> WHAT IS ASKED
Transcribe the records below exactly.

> DATASET EXTRACT
+ + + + +

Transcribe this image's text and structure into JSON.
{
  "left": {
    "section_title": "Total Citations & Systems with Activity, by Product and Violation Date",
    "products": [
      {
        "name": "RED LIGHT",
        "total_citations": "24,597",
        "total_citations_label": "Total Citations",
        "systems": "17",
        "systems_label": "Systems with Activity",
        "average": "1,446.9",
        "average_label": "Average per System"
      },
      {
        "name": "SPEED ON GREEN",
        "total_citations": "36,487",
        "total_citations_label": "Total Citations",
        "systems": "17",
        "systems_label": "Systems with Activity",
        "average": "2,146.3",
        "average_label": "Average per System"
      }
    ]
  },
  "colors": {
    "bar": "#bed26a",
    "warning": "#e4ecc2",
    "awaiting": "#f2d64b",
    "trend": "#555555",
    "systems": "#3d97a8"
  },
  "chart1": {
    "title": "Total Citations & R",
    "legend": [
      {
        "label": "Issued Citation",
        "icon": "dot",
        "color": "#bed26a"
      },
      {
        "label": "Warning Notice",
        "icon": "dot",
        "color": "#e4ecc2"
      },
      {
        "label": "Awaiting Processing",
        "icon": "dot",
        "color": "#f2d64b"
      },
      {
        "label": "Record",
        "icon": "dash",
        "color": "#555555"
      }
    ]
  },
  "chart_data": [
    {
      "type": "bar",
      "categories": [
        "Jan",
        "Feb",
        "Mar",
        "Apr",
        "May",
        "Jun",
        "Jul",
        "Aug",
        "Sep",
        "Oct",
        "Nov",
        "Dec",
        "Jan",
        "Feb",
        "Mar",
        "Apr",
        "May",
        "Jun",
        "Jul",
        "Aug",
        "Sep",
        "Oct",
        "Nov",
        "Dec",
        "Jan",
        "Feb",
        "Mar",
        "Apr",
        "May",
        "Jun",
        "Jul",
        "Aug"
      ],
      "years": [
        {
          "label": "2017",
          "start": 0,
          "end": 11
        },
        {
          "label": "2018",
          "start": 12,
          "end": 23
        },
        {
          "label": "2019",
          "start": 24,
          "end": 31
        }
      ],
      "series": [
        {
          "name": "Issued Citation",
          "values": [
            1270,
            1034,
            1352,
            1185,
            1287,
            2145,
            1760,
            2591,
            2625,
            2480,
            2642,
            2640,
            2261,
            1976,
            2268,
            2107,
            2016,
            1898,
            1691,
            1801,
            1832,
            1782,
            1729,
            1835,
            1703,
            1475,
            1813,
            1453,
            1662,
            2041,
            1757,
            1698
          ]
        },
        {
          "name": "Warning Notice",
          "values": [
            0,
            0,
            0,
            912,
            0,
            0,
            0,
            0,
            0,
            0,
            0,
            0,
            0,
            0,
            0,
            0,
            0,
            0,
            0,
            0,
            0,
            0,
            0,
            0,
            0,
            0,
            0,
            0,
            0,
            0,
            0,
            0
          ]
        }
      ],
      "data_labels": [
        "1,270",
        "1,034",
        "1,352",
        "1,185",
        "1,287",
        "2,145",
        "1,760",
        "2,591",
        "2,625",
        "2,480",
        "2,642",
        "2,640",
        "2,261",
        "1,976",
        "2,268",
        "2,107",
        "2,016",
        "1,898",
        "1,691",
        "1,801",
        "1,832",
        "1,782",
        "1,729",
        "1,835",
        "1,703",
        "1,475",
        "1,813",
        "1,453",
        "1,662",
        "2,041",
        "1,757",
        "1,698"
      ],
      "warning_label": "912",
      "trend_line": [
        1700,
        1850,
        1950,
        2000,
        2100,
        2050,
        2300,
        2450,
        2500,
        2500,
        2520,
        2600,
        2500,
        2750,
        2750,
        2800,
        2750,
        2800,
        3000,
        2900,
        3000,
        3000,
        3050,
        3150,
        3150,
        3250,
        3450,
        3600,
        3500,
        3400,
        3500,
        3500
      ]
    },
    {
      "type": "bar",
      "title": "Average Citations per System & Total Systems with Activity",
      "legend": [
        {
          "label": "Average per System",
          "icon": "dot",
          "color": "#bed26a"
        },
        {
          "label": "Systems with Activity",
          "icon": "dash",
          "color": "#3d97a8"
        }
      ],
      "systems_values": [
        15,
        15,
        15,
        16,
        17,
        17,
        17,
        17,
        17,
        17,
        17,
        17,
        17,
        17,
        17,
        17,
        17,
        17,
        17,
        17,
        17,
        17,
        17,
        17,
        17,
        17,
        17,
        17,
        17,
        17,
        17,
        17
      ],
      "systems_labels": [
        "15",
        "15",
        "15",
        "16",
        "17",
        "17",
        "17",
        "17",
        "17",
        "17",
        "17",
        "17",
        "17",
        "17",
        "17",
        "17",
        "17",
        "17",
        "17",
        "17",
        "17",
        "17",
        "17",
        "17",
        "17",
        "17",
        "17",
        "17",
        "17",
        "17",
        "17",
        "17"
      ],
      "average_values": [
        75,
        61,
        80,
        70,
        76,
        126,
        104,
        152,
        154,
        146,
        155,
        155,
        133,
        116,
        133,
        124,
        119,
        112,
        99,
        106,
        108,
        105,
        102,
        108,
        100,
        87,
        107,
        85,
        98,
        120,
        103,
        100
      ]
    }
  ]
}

+ + + + +

> SOLUTION TO THIS TASK
Transcribe this image's text and structure into JSON.
{
  "left": {
    "section_title": "Total Citations & Systems with Activity, by Product and Violation Date",
    "products": [
      {
        "name": "RED LIGHT",
        "total_citations": "24,597",
        "total_citations_label": "Total Citations",
        "systems": "17",
        "systems_label": "Systems with Activity",
        "average": "1,446.9",
        "average_label": "Average per System"
      },
      {
        "name": "SPEED ON GREEN",
        "total_citations": "36,487",
        "total_citations_label": "Total Citations",
        "systems": "17",
        "systems_label": "Systems with Activity",
        "average": "2,146.3",
        "average_label": "Average per System"
      }
    ]
  },
  "colors": {
    "bar": "#bed26a",
    "warning": "#e4ecc2",
    "awaiting": "#f2d64b",
    "trend": "#555555",
    "systems": "#3d97a8"
  },
  "chart1": {
    "title": "Total Citations & R",
    "legend": [
      {
        "label": "Issued Citation",
        "icon": "dot",
        "color": "#bed26a"
      },
      {
        "label": "Warning Notice",
        "icon": "dot",
        "color": "#e4ecc2"
      },
      {
        "label": "Awaiting Processing",
        "icon": "dot",
        "color": "#f2d64b"
      },
      {
        "label": "Record",
        "icon": "dash",
        "color": "#555555"
      }
    ]
  },
  "chart_data": [
    {
      "type": "bar",
      "categories": [
        "Jan",
        "Feb",
        "Mar",
        "Apr",
        "May",
        "Jun",
        "Jul",
        "Aug",
        "Sep",
        "Oct",
        "Nov",
        "Dec",
        "Jan",
        "Feb",
        "Mar",
        "Apr",
        "May",
        "Jun",
        "Jul",
        "Aug",
        "Sep",
        "Oct",
        "Nov",
        "Dec",
        "Jan",
        "Feb",
        "Mar",
        "Apr",
        "May",
        "Jun",
        "Jul",
        "Aug"
      ],
      "years": [
        {
          "label": "2017",
          "start": 0,
          "end": 11
        },
        {
          "label": "2018",
          "start": 12,
          "end": 23
        },
        {
          "label": "2019",
          "start": 24,
          "end": 31
        }
      ],
      "series": [
        {
          "name": "Issued Citation",
          "values": [
            1270,
            1034,
            1352,
            1185,
            1287,
            2145,
            1760,
            2591,
            2625,
            2480,
            2642,
            2640,
            2261,
            1976,
            2268,
            2107,
            2016,
            1898,
            1691,
            1801,
            1832,
            1782,
            1729,
            1835,
            1703,
            1475,
            1813,
            1453,
            1662,
            2041,
            1757,
            1698
          ]
        },
        {
          "name": "Warning Notice",
          "values": [
            0,
            0,
            0,
            912,
            0,
            0,
            0,
            0,
            0,
            0,
            0,
            0,
            0,
            0,
            0,
            0,
            0,
            0,
            0,
            0,
            0,
            0,
            0,
            0,
            0,
            0,
            0,
            0,
            0,
            0,
            0,
            0
          ]
        }
      ],
      "data_labels": [
        "1,270",
        "1,034",
        "1,352",
        "1,185",
        "1,287",
        "2,145",
        "1,760",
        "2,591",
        "2,625",
        "2,480",
        "2,642",
        "2,640",
        "2,261",
        "1,976",
        "2,268",
        "2,107",
        "2,016",
        "1,898",
        "1,691",
        "1,801",
        "1,832",
        "1,782",
        "1,729",
        "1,835",
        "1,703",
        "1,475",
        "1,813",
        "1,453",
        "1,662",
        "2,041",
        "1,757",
        "1,698"
      ],
      "warning_label": "912",
      "trend_line": [
        1700,
        1850,
        1950,
        2000,
        2100,
        2050,
        2300,
        2450,
        2500,
        2500,
        2520,
        2600,
        2500,
        2750,
        2750,
        2800,
        2750,
        2800,
        3000,
        2900,
        3000,
        3000,
        3050,
        3150,
        3150,
        3250,
        3450,
        3600,
        3500,
        3400,
        3500,
        3500
      ]
    },
    {
      "type": "bar",
      "title": "Average Citations per System & Total Systems with Activity",
      "legend": [
        {
          "label": "Average per System",
          "icon": "dot",
          "color": "#bed26a"
        },
        {
          "label": "Systems with Activity",
          "icon": "dash",
          "color": "#3d97a8"
        }
      ],
      "systems_values": [
        15,
        15,
        15,
        16,
        17,
        17,
        17,
        17,
        17,
        17,
        17,
        17,
        17,
        17,
        17,
        17,
        17,
        17,
        17,
        17,
        17,
        17,
        17,
        17,
        17,
        17,
        17,
        17,
        17,
        17,
        17,
        17
      ],
      "systems_labels": [
        "15",
        "15",
        "15",
        "16",
        "17",
        "17",
        "17",
        "17",
        "17",
        "17",
        "17",
        "17",
        "17",
        "17",
        "17",
        "17",
        "17",
        "17",
        "17",
        "17",
        "17",
        "17",
        "17",
        "17",
        "17",
        "17",
        "17",
        "17",
        "17",
        "17",
        "17",
        "17"
      ],
      "average_values": [
        75,
        61,
        80,
        70,
        76,
        126,
        104,
        152,
        154,
        146,
        155,
        155,
        133,
        116,
        133,
        124,
        119,
        112,
        99,
        106,
        108,
        105,
        102,
        108,
        100,
        87,
        107,
        85,
        98,
        120,
        103,
        100
      ]
    }
  ]
}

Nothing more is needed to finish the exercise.